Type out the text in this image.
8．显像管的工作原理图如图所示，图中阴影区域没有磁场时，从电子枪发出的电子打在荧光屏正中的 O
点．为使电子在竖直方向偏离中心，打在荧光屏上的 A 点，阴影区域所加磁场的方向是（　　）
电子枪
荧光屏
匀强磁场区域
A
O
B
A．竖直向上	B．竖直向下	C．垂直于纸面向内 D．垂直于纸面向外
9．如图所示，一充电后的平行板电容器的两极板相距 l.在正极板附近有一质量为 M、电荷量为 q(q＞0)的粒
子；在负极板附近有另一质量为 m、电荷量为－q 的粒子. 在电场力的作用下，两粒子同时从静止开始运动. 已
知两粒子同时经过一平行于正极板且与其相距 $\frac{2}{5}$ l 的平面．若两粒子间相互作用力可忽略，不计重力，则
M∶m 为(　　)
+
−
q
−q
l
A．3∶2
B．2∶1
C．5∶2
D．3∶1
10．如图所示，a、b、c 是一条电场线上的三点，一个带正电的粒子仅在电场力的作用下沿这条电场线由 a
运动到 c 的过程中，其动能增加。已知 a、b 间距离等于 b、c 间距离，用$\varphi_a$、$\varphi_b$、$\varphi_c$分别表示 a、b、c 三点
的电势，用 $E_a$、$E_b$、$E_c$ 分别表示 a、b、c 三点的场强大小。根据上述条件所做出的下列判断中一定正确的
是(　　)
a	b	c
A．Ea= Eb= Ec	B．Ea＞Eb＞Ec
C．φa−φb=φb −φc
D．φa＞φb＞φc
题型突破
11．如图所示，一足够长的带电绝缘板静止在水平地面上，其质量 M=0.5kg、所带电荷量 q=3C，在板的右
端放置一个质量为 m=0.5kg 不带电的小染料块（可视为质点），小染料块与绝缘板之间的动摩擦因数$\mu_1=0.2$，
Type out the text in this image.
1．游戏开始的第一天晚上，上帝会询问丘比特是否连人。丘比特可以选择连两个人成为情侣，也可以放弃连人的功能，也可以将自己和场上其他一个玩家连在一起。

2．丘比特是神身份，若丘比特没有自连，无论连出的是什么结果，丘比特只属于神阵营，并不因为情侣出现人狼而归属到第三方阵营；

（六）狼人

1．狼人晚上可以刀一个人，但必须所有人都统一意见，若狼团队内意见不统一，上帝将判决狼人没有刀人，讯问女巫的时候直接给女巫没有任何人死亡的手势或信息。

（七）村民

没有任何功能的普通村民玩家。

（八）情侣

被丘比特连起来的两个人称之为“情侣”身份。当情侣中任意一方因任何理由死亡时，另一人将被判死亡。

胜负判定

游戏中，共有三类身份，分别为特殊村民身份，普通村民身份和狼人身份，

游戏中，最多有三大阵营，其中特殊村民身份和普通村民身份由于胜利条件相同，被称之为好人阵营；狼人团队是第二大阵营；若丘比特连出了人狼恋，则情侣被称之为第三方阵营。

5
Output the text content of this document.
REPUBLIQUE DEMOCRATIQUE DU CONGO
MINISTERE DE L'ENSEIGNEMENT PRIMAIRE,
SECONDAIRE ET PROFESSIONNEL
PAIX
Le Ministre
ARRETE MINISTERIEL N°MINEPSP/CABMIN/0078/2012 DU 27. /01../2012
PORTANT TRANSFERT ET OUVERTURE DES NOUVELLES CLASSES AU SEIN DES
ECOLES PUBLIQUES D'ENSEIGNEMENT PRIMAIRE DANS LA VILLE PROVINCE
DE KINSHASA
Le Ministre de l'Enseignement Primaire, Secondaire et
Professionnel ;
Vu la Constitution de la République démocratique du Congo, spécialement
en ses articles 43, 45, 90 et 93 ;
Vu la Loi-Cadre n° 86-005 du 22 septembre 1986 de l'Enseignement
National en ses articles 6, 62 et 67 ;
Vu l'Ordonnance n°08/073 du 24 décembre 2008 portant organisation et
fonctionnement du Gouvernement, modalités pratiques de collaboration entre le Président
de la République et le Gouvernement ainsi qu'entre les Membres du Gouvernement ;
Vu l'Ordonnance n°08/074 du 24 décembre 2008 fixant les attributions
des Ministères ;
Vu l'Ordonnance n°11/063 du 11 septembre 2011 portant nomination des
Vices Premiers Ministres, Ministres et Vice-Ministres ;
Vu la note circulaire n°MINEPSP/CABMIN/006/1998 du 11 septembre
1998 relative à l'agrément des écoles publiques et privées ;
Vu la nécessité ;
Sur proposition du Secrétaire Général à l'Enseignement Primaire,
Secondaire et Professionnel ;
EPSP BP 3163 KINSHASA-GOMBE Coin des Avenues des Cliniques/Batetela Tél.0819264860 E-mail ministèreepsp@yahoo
□ □ □ □
Emit the records above again, exactly, with no line skipped.

§ **FINISHED ANSWER**:
Type out the text in this image.
8．显像管的工作原理图如图所示，图中阴影区域没有磁场时，从电子枪发出的电子打在荧光屏正中的 O
点．为使电子在竖直方向偏离中心，打在荧光屏上的 A 点，阴影区域所加磁场的方向是（　　）
电子枪
荧光屏
匀强磁场区域
A
O
B
A．竖直向上	B．竖直向下	C．垂直于纸面向内 D．垂直于纸面向外
9．如图所示，一充电后的平行板电容器的两极板相距 l.在正极板附近有一质量为 M、电荷量为 q(q＞0)的粒
子；在负极板附近有另一质量为 m、电荷量为－q 的粒子. 在电场力的作用下，两粒子同时从静止开始运动. 已
知两粒子同时经过一平行于正极板且与其相距 $\frac{2}{5}$ l 的平面．若两粒子间相互作用力可忽略，不计重力，则
M∶m 为(　　)
+
−
q
−q
l
A．3∶2
B．2∶1
C．5∶2
D．3∶1
10．如图所示，a、b、c 是一条电场线上的三点，一个带正电的粒子仅在电场力的作用下沿这条电场线由 a
运动到 c 的过程中，其动能增加。已知 a、b 间距离等于 b、c 间距离，用$\varphi_a$、$\varphi_b$、$\varphi_c$分别表示 a、b、c 三点
的电势，用 $E_a$、$E_b$、$E_c$ 分别表示 a、b、c 三点的场强大小。根据上述条件所做出的下列判断中一定正确的
是(　　)
a	b	c
A．Ea= Eb= Ec	B．Ea＞Eb＞Ec
C．φa−φb=φb −φc
D．φa＞φb＞φc
题型突破
11．如图所示，一足够长的带电绝缘板静止在水平地面上，其质量 M=0.5kg、所带电荷量 q=3C，在板的右
端放置一个质量为 m=0.5kg 不带电的小染料块（可视为质点），小染料块与绝缘板之间的动摩擦因数$\mu_1=0.2$，
Type out the text in this image.
1．游戏开始的第一天晚上，上帝会询问丘比特是否连人。丘比特可以选择连两个人成为情侣，也可以放弃连人的功能，也可以将自己和场上其他一个玩家连在一起。

2．丘比特是神身份，若丘比特没有自连，无论连出的是什么结果，丘比特只属于神阵营，并不因为情侣出现人狼而归属到第三方阵营；

（六）狼人

1．狼人晚上可以刀一个人，但必须所有人都统一意见，若狼团队内意见不统一，上帝将判决狼人没有刀人，讯问女巫的时候直接给女巫没有任何人死亡的手势或信息。

（七）村民

没有任何功能的普通村民玩家。

（八）情侣

被丘比特连起来的两个人称之为“情侣”身份。当情侣中任意一方因任何理由死亡时，另一人将被判死亡。

胜负判定

游戏中，共有三类身份，分别为特殊村民身份，普通村民身份和狼人身份，

游戏中，最多有三大阵营，其中特殊村民身份和普通村民身份由于胜利条件相同，被称之为好人阵营；狼人团队是第二大阵营；若丘比特连出了人狼恋，则情侣被称之为第三方阵营。

5
Output the text content of this document.
REPUBLIQUE DEMOCRATIQUE DU CONGO
MINISTERE DE L'ENSEIGNEMENT PRIMAIRE,
SECONDAIRE ET PROFESSIONNEL
PAIX
Le Ministre
ARRETE MINISTERIEL N°MINEPSP/CABMIN/0078/2012 DU 27. /01../2012
PORTANT TRANSFERT ET OUVERTURE DES NOUVELLES CLASSES AU SEIN DES
ECOLES PUBLIQUES D'ENSEIGNEMENT PRIMAIRE DANS LA VILLE PROVINCE
DE KINSHASA
Le Ministre de l'Enseignement Primaire, Secondaire et
Professionnel ;
Vu la Constitution de la République démocratique du Congo, spécialement
en ses articles 43, 45, 90 et 93 ;
Vu la Loi-Cadre n° 86-005 du 22 septembre 1986 de l'Enseignement
National en ses articles 6, 62 et 67 ;
Vu l'Ordonnance n°08/073 du 24 décembre 2008 portant organisation et
fonctionnement du Gouvernement, modalités pratiques de collaboration entre le Président
de la République et le Gouvernement ainsi qu'entre les Membres du Gouvernement ;
Vu l'Ordonnance n°08/074 du 24 décembre 2008 fixant les attributions
des Ministères ;
Vu l'Ordonnance n°11/063 du 11 septembre 2011 portant nomination des
Vices Premiers Ministres, Ministres et Vice-Ministres ;
Vu la note circulaire n°MINEPSP/CABMIN/006/1998 du 11 septembre
1998 relative à l'agrément des écoles publiques et privées ;
Vu la nécessité ;
Sur proposition du Secrétaire Général à l'Enseignement Primaire,
Secondaire et Professionnel ;
EPSP BP 3163 KINSHASA-GOMBE Coin des Avenues des Cliniques/Batetela Tél.0819264860 E-mail ministèreepsp@yahoo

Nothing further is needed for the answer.